The specific objectives of this project are:
Objective 1. To gain molecular-level insight into the hydration layer at the polyamide-water interface, to understand how interfacial water molecules determine SNC sorption and transport.
Objective 2. To elucidate the role of interfacial chemistry in SNC sorption to polyamide, in order to computationally develop surface coatings to bolster SNC rejection, and thus establish structure-property-performance relations linking coating composition with SNC rejection.
Objective 3. To characterise the transport mechanisms of SNCs through polyamide, to enable transport models to quantify the trade-off between contaminant rejection and water permeance.
Simulation insights emerging from this project will enable membrane manufacturers to develop highly selective RO membranes. These materials will lower the cost of seawater desalination and wastewater recycling by RO, in addition to producing safer product water for humans and ecosystems.

▶ Supplied data:
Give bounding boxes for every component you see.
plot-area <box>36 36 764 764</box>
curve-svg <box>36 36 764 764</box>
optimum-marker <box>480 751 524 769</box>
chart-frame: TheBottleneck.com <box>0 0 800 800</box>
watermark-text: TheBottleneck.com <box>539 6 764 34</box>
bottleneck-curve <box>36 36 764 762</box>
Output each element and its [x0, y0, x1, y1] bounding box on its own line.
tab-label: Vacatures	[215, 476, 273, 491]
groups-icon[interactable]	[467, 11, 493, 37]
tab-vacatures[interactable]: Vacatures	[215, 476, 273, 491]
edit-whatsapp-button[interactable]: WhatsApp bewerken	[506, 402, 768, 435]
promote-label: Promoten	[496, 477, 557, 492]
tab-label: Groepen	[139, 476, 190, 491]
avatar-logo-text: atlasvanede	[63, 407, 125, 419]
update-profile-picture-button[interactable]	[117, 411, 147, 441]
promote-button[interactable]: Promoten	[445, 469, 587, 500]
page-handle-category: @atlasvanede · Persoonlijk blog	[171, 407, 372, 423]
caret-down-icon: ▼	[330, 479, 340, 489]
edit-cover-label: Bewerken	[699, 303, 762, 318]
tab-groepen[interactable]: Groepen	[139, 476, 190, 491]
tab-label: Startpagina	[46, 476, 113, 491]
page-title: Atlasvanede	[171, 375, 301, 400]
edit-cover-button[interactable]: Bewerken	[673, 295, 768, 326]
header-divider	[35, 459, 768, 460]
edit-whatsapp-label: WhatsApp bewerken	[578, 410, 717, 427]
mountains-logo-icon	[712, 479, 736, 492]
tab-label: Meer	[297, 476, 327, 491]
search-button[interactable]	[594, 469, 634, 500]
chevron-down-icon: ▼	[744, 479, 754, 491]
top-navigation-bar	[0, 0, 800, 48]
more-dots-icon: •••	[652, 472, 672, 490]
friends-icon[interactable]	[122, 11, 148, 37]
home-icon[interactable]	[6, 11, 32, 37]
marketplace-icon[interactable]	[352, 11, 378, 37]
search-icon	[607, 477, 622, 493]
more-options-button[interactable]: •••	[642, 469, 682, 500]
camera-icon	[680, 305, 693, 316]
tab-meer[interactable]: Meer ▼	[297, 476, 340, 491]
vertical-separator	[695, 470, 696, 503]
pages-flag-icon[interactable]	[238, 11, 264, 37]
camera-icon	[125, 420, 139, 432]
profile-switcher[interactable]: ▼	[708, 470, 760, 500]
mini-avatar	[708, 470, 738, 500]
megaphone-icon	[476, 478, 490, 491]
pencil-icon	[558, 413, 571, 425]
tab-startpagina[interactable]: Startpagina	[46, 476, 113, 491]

▶ Goal:
Continue the project description on polyamide reverse osmosis membranes, starting after its last sentence.

▶ Response below:
Research and Training
The successful applicant will conduct research in the School of Engineering at the University of Edinburgh, under the co-supervision of Dr Santiago Romero-Vargas Castrillón and Dr Rohit Pillai. The student will have access to a wide range of computational facilities, including ARCHER2, the UK’s national supercomputer. Educational and research opportunities afforded by this project include:
• training in state-of-the-art molecular simulation techniques
• close mentoring through regular meetings, as well as interactions with other investigators at the Institute of Multiscale Thermofluids (IMT) and the Institute for Infrastructure and Environment (IIE) at Edinburgh
• the opportunity to attend national and international scientific conferences to disseminate your results
• strong emphasis and support to publish research results in leading scientific journals, which will kickstart your career in academia or industry.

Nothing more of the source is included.